**Task statement**
Reproduce every entry that follows word for word, but omit the images.

**Dataset records**
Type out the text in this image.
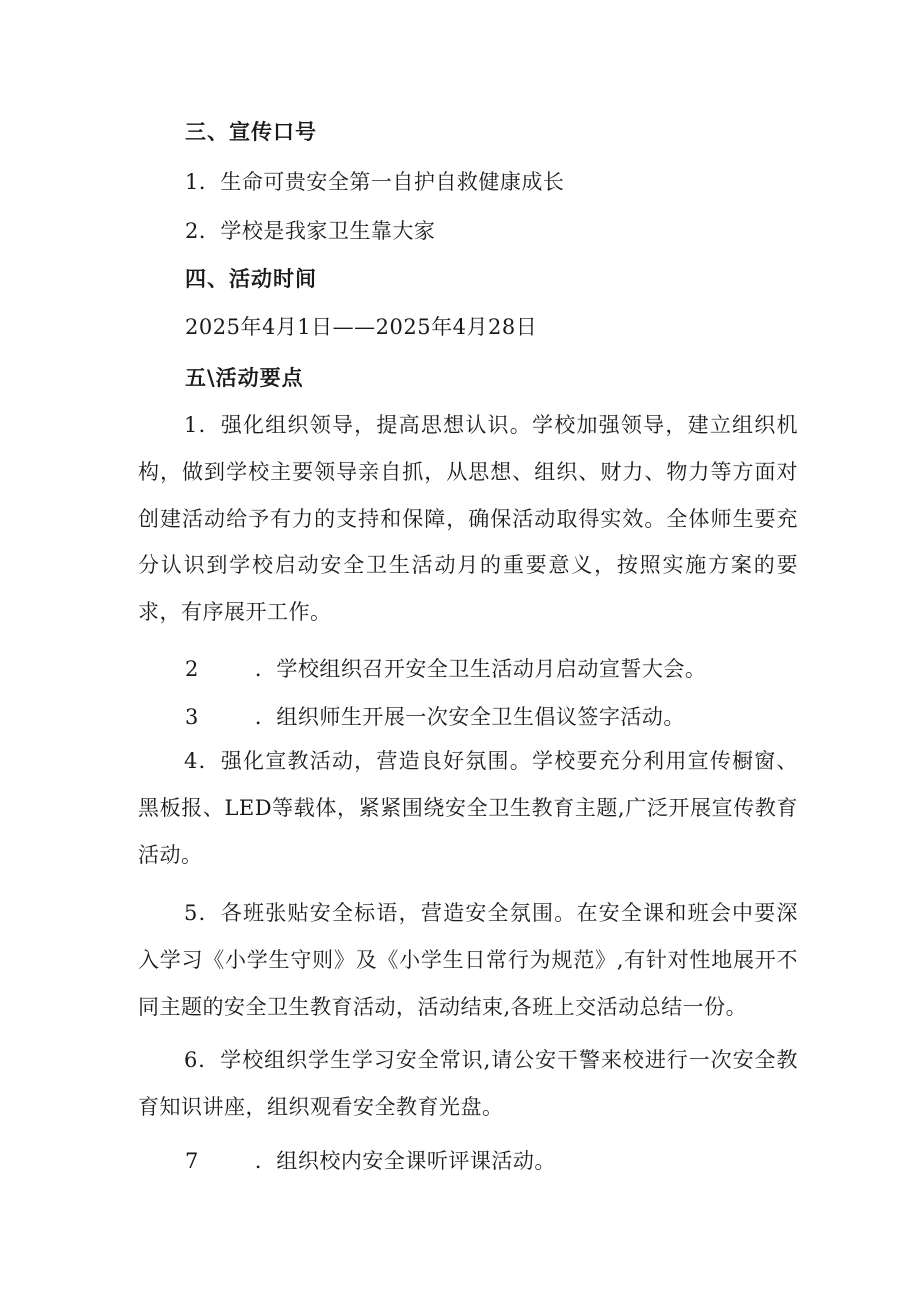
三、宣传口号
1．生命可贵安全第一自护自救健康成长
2．学校是我家卫生靠大家
四、活动时间
2025年4月1日——2025年4月28日
五\活动要点
1．强化组织领导，提高思想认识。学校加强领导，建立组织机构，做到学校主要领导亲自抓，从思想、组织、财力、物力等方面对创建活动给予有力的支持和保障，确保活动取得实效。全体师生要充分认识到学校启动安全卫生活动月的重要意义，按照实施方案的要求，有序展开工作。
2	．学校组织召开安全卫生活动月启动宣誓大会。
3	．组织师生开展一次安全卫生倡议签字活动。
4．强化宣教活动，营造良好氛围。学校要充分利用宣传橱窗、黑板报、LED等载体，紧紧围绕安全卫生教育主题,广泛开展宣传教育活动。
5．各班张贴安全标语，营造安全氛围。在安全课和班会中要深入学习《小学生守则》及《小学生日常行为规范》,有针对性地展开不同主题的安全卫生教育活动，活动结束,各班上交活动总结一份。
6．学校组织学生学习安全常识,请公安干警来校进行一次安全教育知识讲座，组织观看安全教育光盘。
7	．组织校内安全课听评课活动。
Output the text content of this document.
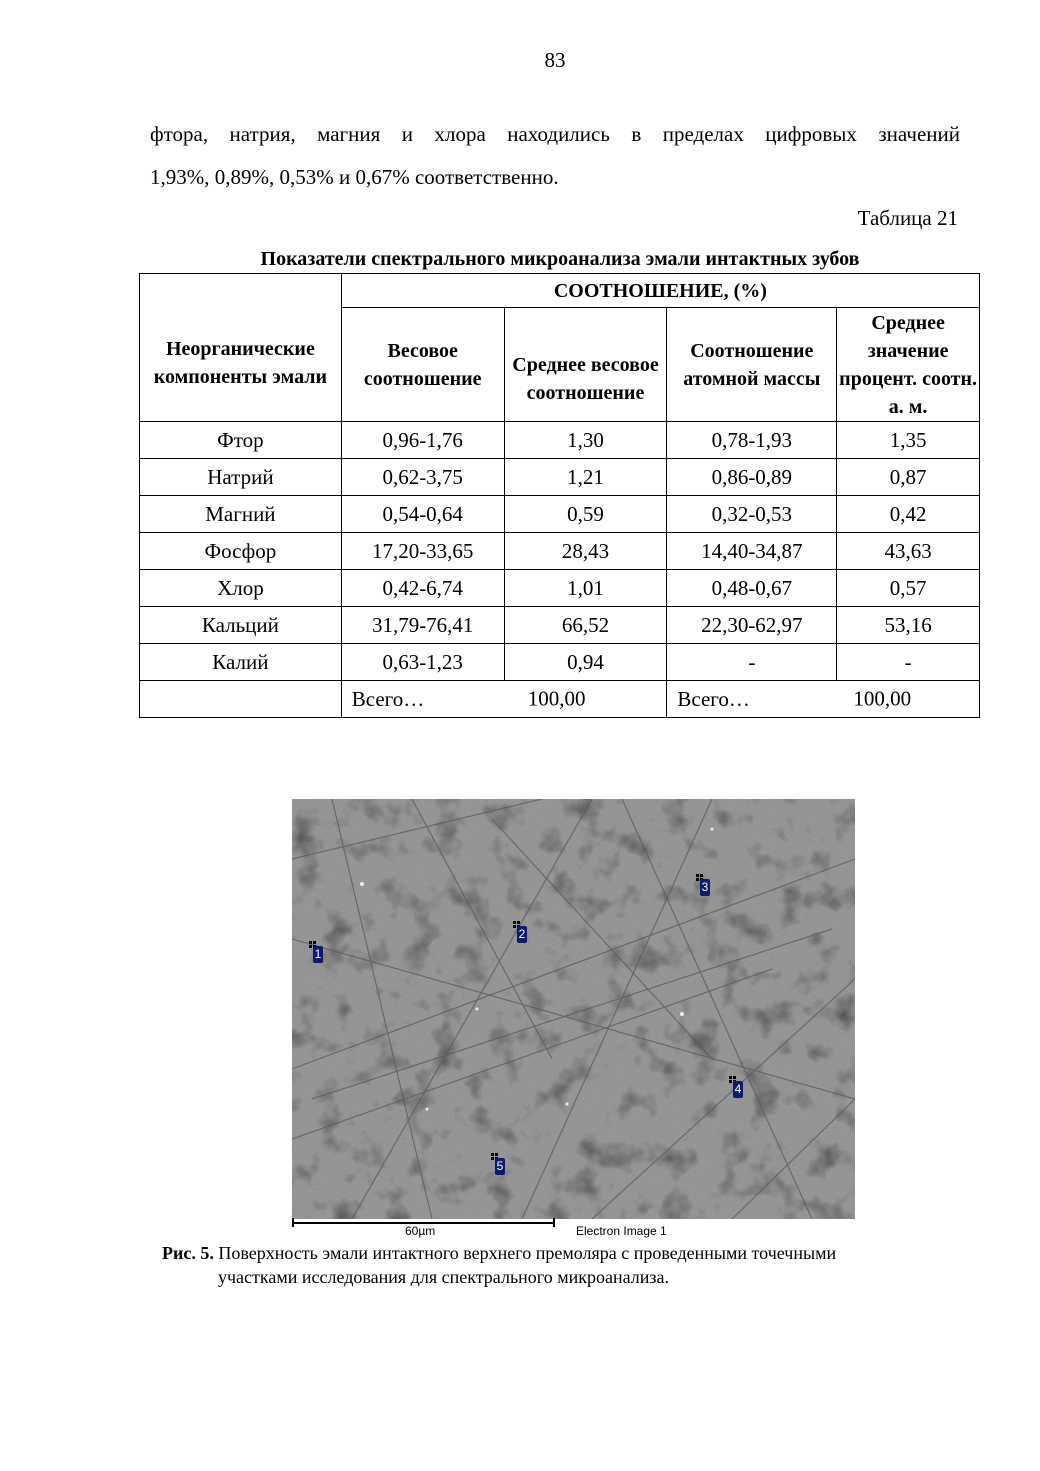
83
фтора, натрия, магния и хлора находились в пределах цифровых значений
1,93%, 0,89%, 0,53% и 0,67% соответственно.
Таблица 21
Показатели спектрального микроанализа эмали интактных зубов
Неорганические компоненты эмали	СООТНОШЕНИЕ, (%)			
	Весовое соотношение	Среднее весовое соотношение	Соотношение атомной массы	Среднее значение процент. соотн. а. м.
Фтор	0,96-1,76	1,30	0,78-1,93	1,35
Натрий	0,62-3,75	1,21	0,86-0,89	0,87
Магний	0,54-0,64	0,59	0,32-0,53	0,42
Фосфор	17,20-33,65	28,43	14,40-34,87	43,63
Хлор	0,42-6,74	1,01	0,48-0,67	0,57
Кальций	31,79-76,41	66,52	22,30-62,97	53,16
Калий	0,63-1,23	0,94	-	-
	Всего… 100,00		Всего… 100,00	
1
2
3
4
5
60µm	Electron Image 1
Рис. 5. Поверхность эмали интактного верхнего премоляра с проведенными точечными
участками исследования для спектрального микроанализа.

**Result below**
Type out the text in this image.
三、宣传口号
1．生命可贵安全第一自护自救健康成长
2．学校是我家卫生靠大家
四、活动时间
2025年4月1日——2025年4月28日
五\活动要点
1．强化组织领导，提高思想认识。学校加强领导，建立组织机构，做到学校主要领导亲自抓，从思想、组织、财力、物力等方面对创建活动给予有力的支持和保障，确保活动取得实效。全体师生要充分认识到学校启动安全卫生活动月的重要意义，按照实施方案的要求，有序展开工作。
2	．学校组织召开安全卫生活动月启动宣誓大会。
3	．组织师生开展一次安全卫生倡议签字活动。
4．强化宣教活动，营造良好氛围。学校要充分利用宣传橱窗、黑板报、LED等载体，紧紧围绕安全卫生教育主题,广泛开展宣传教育活动。
5．各班张贴安全标语，营造安全氛围。在安全课和班会中要深入学习《小学生守则》及《小学生日常行为规范》,有针对性地展开不同主题的安全卫生教育活动，活动结束,各班上交活动总结一份。
6．学校组织学生学习安全常识,请公安干警来校进行一次安全教育知识讲座，组织观看安全教育光盘。
7	．组织校内安全课听评课活动。
Output the text content of this document.
83
фтора, натрия, магния и хлора находились в пределах цифровых значений
1,93%, 0,89%, 0,53% и 0,67% соответственно.
Таблица 21
Показатели спектрального микроанализа эмали интактных зубов
Неорганические компоненты эмали	СООТНОШЕНИЕ, (%)			
	Весовое соотношение	Среднее весовое соотношение	Соотношение атомной массы	Среднее значение процент. соотн. а. м.
Фтор	0,96-1,76	1,30	0,78-1,93	1,35
Натрий	0,62-3,75	1,21	0,86-0,89	0,87
Магний	0,54-0,64	0,59	0,32-0,53	0,42
Фосфор	17,20-33,65	28,43	14,40-34,87	43,63
Хлор	0,42-6,74	1,01	0,48-0,67	0,57
Кальций	31,79-76,41	66,52	22,30-62,97	53,16
Калий	0,63-1,23	0,94	-	-
	Всего… 100,00		Всего… 100,00	
1
2
3
4
5
60µm	Electron Image 1
Рис. 5. Поверхность эмали интактного верхнего премоляра с проведенными точечными
участками исследования для спектрального микроанализа.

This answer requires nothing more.